_DIRECTIONS_: Below are some records; repeat them all exactly, minus the pictures.

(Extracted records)
>> Begin

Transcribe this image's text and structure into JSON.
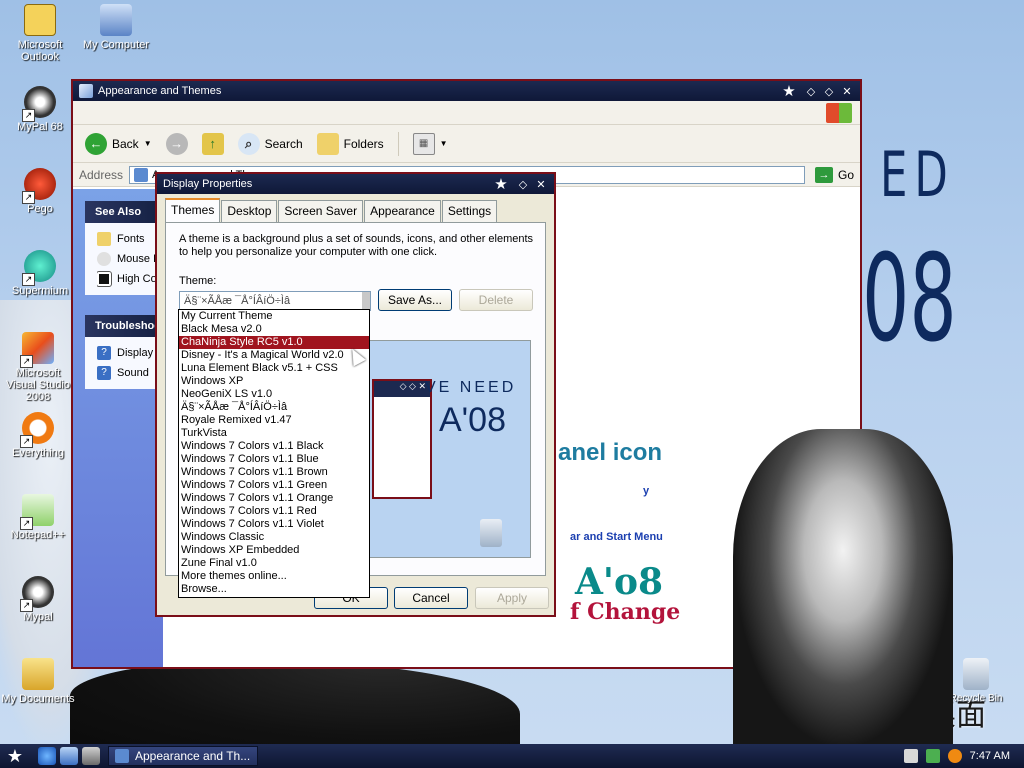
{
  "desktop_icons": [
    {
      "label": "Microsoft Outlook",
      "name": "outlook-desktop-icon"
    },
    {
      "label": "My Computer",
      "name": "my-computer-desktop-icon"
    },
    {
      "label": "MyPal 68",
      "name": "mypal68-desktop-icon"
    },
    {
      "label": "Pego",
      "name": "pego-desktop-icon"
    },
    {
      "label": "Supermium",
      "name": "supermium-desktop-icon"
    },
    {
      "label": "Microsoft Visual Studio 2008",
      "name": "visual-studio-desktop-icon"
    },
    {
      "label": "Everything",
      "name": "everything-desktop-icon"
    },
    {
      "label": "Notepad++",
      "name": "notepadpp-desktop-icon"
    },
    {
      "label": "Mypal",
      "name": "mypal-desktop-icon"
    },
    {
      "label": "My Documents",
      "name": "my-documents-desktop-icon"
    },
    {
      "label": "Recycle Bin",
      "name": "recycle-bin-desktop-icon"
    }
  ],
  "wallpaper": {
    "text_ed": "ED",
    "text_08": "08",
    "logo_text": "魔法桌面"
  },
  "explorer": {
    "title": "Appearance and Themes",
    "toolbar": {
      "back": "Back",
      "search": "Search",
      "folders": "Folders"
    },
    "address_label": "Address",
    "address_value": "Appearance and Themes",
    "go_label": "Go",
    "see_also": {
      "title": "See Also",
      "items": [
        "Fonts",
        "Mouse Pointers",
        "High Contrast"
      ]
    },
    "troubleshooters": {
      "title": "Troubleshooters",
      "items": [
        "Display",
        "Sound"
      ]
    },
    "content": {
      "panel_icon_text": "anel icon",
      "y_text": "y",
      "start_menu_text": "ar and Start Menu",
      "a08_text": "A'o8",
      "change_text": "f Change"
    }
  },
  "dialog": {
    "title": "Display Properties",
    "tabs": [
      "Themes",
      "Desktop",
      "Screen Saver",
      "Appearance",
      "Settings"
    ],
    "description": "A theme is a background plus a set of sounds, icons, and other elements to help you personalize your computer with one click.",
    "theme_label": "Theme:",
    "theme_value": "Ä§¨×ÃÅæ ¯Å°ÍÂíÖ÷Ìâ",
    "save_as": "Save As...",
    "delete": "Delete",
    "ok": "OK",
    "cancel": "Cancel",
    "apply": "Apply",
    "preview_text1": "VE NEED",
    "preview_text2": "A'08",
    "theme_options": [
      "My Current Theme",
      "Black Mesa v2.0",
      "ChaNinja Style RC5 v1.0",
      "Disney - It's a Magical World v2.0",
      "Luna Element Black v5.1 + CSS",
      "Windows XP",
      "NeoGeniX LS v1.0",
      "Ä§¨×ÃÅæ ¯Å°ÍÂíÖ÷Ìâ",
      "Royale Remixed v1.47",
      "TurkVista",
      "Windows 7 Colors v1.1 Black",
      "Windows 7 Colors v1.1 Blue",
      "Windows 7 Colors v1.1 Brown",
      "Windows 7 Colors v1.1 Green",
      "Windows 7 Colors v1.1 Orange",
      "Windows 7 Colors v1.1 Red",
      "Windows 7 Colors v1.1 Violet",
      "Windows Classic",
      "Windows XP Embedded",
      "Zune Final v1.0",
      "More themes online...",
      "Browse..."
    ],
    "selected_index": 2
  },
  "taskbar": {
    "task_label": "Appearance and Th...",
    "clock": "7:47 AM"
  },
  "colors": {
    "accent": "#a0141e",
    "titlebar": "#1c2950",
    "desktop": "#b7d0ee"
  }
}
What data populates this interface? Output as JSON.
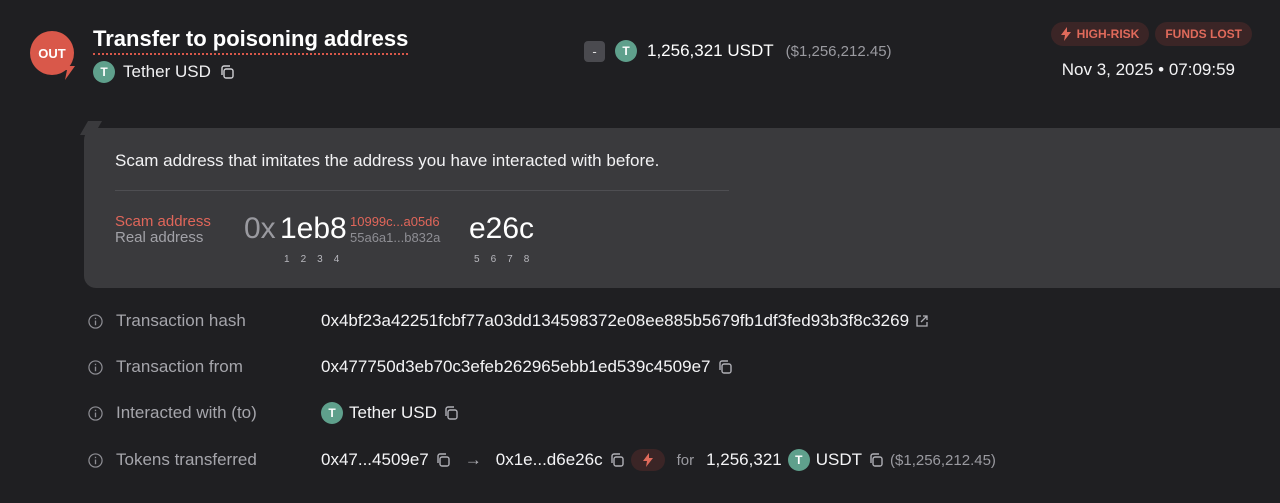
{
  "header": {
    "direction_badge": "OUT",
    "title": "Transfer to poisoning address",
    "token": {
      "logo_letter": "T",
      "name": "Tether USD"
    },
    "amount": {
      "sign": "-",
      "logo_letter": "T",
      "value": "1,256,321 USDT",
      "usd": "($1,256,212.45)"
    },
    "tags": [
      {
        "label": "HIGH-RISK",
        "icon": "bolt-icon"
      },
      {
        "label": "FUNDS LOST"
      }
    ],
    "datetime": "Nov 3, 2025 • 07:09:59"
  },
  "panel": {
    "description": "Scam address that imitates the address you have interacted with before.",
    "scam_label": "Scam address",
    "real_label": "Real address",
    "prefix": "0x",
    "first4": "1eb8",
    "scam_middle": "10999c...a05d6",
    "real_middle": "55a6a1...b832a",
    "last4": "e26c",
    "first_positions": [
      "1",
      "2",
      "3",
      "4"
    ],
    "last_positions": [
      "5",
      "6",
      "7",
      "8"
    ]
  },
  "details": {
    "hash": {
      "label": "Transaction hash",
      "value": "0x4bf23a42251fcbf77a03dd134598372e08ee885b5679fb1df3fed93b3f8c3269"
    },
    "from": {
      "label": "Transaction from",
      "value": "0x477750d3eb70c3efeb262965ebb1ed539c4509e7"
    },
    "to": {
      "label": "Interacted with (to)",
      "logo_letter": "T",
      "value": "Tether USD"
    },
    "tokens": {
      "label": "Tokens transferred",
      "from": "0x47...4509e7",
      "arrow": "→",
      "to": "0x1e...d6e26c",
      "for": "for",
      "amount": "1,256,321",
      "logo_letter": "T",
      "symbol": "USDT",
      "usd": "($1,256,212.45)"
    }
  },
  "colors": {
    "accent_red": "#d9584a",
    "tether_green": "#5fa08c",
    "background": "#1f1f22",
    "panel": "#3a3a3d"
  }
}
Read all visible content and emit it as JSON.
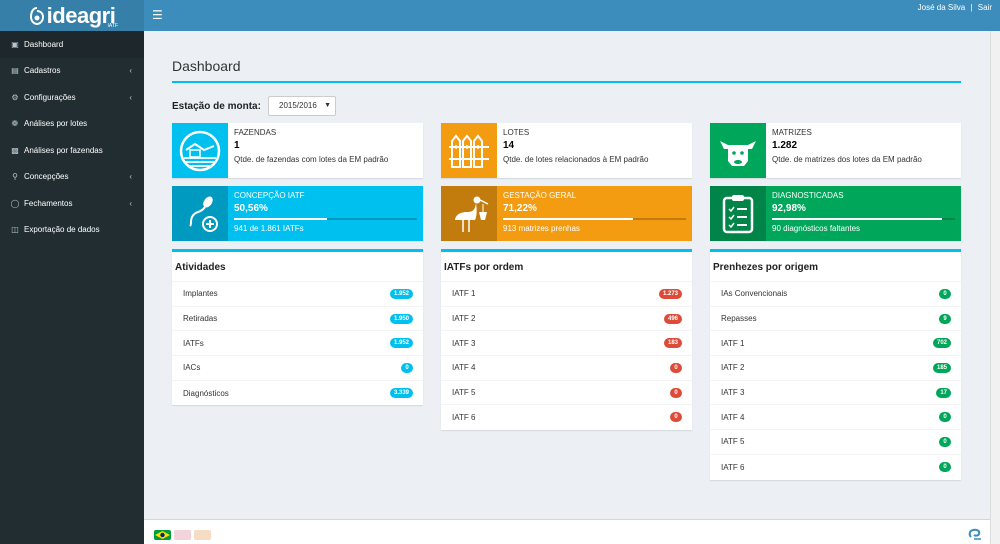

>> End

_RESULT_:
Transcribe this image's text and structure into JSON.
{
  "desktop_icons": [
    {
      "label": "Microsoft Outlook",
      "name": "outlook-desktop-icon"
    },
    {
      "label": "My Computer",
      "name": "my-computer-desktop-icon"
    },
    {
      "label": "MyPal 68",
      "name": "mypal68-desktop-icon"
    },
    {
      "label": "Pego",
      "name": "pego-desktop-icon"
    },
    {
      "label": "Supermium",
      "name": "supermium-desktop-icon"
    },
    {
      "label": "Microsoft Visual Studio 2008",
      "name": "visual-studio-desktop-icon"
    },
    {
      "label": "Everything",
      "name": "everything-desktop-icon"
    },
    {
      "label": "Notepad++",
      "name": "notepadpp-desktop-icon"
    },
    {
      "label": "Mypal",
      "name": "mypal-desktop-icon"
    },
    {
      "label": "My Documents",
      "name": "my-documents-desktop-icon"
    },
    {
      "label": "Recycle Bin",
      "name": "recycle-bin-desktop-icon"
    }
  ],
  "wallpaper": {
    "text_ed": "ED",
    "text_08": "08",
    "logo_text": "魔法桌面"
  },
  "explorer": {
    "title": "Appearance and Themes",
    "toolbar": {
      "back": "Back",
      "search": "Search",
      "folders": "Folders"
    },
    "address_label": "Address",
    "address_value": "Appearance and Themes",
    "go_label": "Go",
    "see_also": {
      "title": "See Also",
      "items": [
        "Fonts",
        "Mouse Pointers",
        "High Contrast"
      ]
    },
    "troubleshooters": {
      "title": "Troubleshooters",
      "items": [
        "Display",
        "Sound"
      ]
    },
    "content": {
      "panel_icon_text": "anel icon",
      "y_text": "y",
      "start_menu_text": "ar and Start Menu",
      "a08_text": "A'o8",
      "change_text": "f Change"
    }
  },
  "dialog": {
    "title": "Display Properties",
    "tabs": [
      "Themes",
      "Desktop",
      "Screen Saver",
      "Appearance",
      "Settings"
    ],
    "description": "A theme is a background plus a set of sounds, icons, and other elements to help you personalize your computer with one click.",
    "theme_label": "Theme:",
    "theme_value": "Ä§¨×ÃÅæ ¯Å°ÍÂíÖ÷Ìâ",
    "save_as": "Save As...",
    "delete": "Delete",
    "ok": "OK",
    "cancel": "Cancel",
    "apply": "Apply",
    "preview_text1": "VE NEED",
    "preview_text2": "A'08",
    "theme_options": [
      "My Current Theme",
      "Black Mesa v2.0",
      "ChaNinja Style RC5 v1.0",
      "Disney - It's a Magical World v2.0",
      "Luna Element Black v5.1 + CSS",
      "Windows XP",
      "NeoGeniX LS v1.0",
      "Ä§¨×ÃÅæ ¯Å°ÍÂíÖ÷Ìâ",
      "Royale Remixed v1.47",
      "TurkVista",
      "Windows 7 Colors v1.1 Black",
      "Windows 7 Colors v1.1 Blue",
      "Windows 7 Colors v1.1 Brown",
      "Windows 7 Colors v1.1 Green",
      "Windows 7 Colors v1.1 Orange",
      "Windows 7 Colors v1.1 Red",
      "Windows 7 Colors v1.1 Violet",
      "Windows Classic",
      "Windows XP Embedded",
      "Zune Final v1.0",
      "More themes online...",
      "Browse..."
    ],
    "selected_index": 2
  },
  "taskbar": {
    "task_label": "Appearance and Th...",
    "clock": "7:47 AM"
  },
  "colors": {
    "accent": "#a0141e",
    "titlebar": "#1c2950",
    "desktop": "#b7d0ee"
  }
}
What data populates this interface? Output as JSON.
{
  "header": {
    "direction_badge": "OUT",
    "title": "Transfer to poisoning address",
    "token": {
      "logo_letter": "T",
      "name": "Tether USD"
    },
    "amount": {
      "sign": "-",
      "logo_letter": "T",
      "value": "1,256,321 USDT",
      "usd": "($1,256,212.45)"
    },
    "tags": [
      {
        "label": "HIGH-RISK",
        "icon": "bolt-icon"
      },
      {
        "label": "FUNDS LOST"
      }
    ],
    "datetime": "Nov 3, 2025 • 07:09:59"
  },
  "panel": {
    "description": "Scam address that imitates the address you have interacted with before.",
    "scam_label": "Scam address",
    "real_label": "Real address",
    "prefix": "0x",
    "first4": "1eb8",
    "scam_middle": "10999c...a05d6",
    "real_middle": "55a6a1...b832a",
    "last4": "e26c",
    "first_positions": [
      "1",
      "2",
      "3",
      "4"
    ],
    "last_positions": [
      "5",
      "6",
      "7",
      "8"
    ]
  },
  "details": {
    "hash": {
      "label": "Transaction hash",
      "value": "0x4bf23a42251fcbf77a03dd134598372e08ee885b5679fb1df3fed93b3f8c3269"
    },
    "from": {
      "label": "Transaction from",
      "value": "0x477750d3eb70c3efeb262965ebb1ed539c4509e7"
    },
    "to": {
      "label": "Interacted with (to)",
      "logo_letter": "T",
      "value": "Tether USD"
    },
    "tokens": {
      "label": "Tokens transferred",
      "from": "0x47...4509e7",
      "arrow": "→",
      "to": "0x1e...d6e26c",
      "for": "for",
      "amount": "1,256,321",
      "logo_letter": "T",
      "symbol": "USDT",
      "usd": "($1,256,212.45)"
    }
  },
  "colors": {
    "accent_red": "#d9584a",
    "tether_green": "#5fa08c",
    "background": "#1f1f22",
    "panel": "#3a3a3d"
  }
}
Read all visible content and emit it as JSON.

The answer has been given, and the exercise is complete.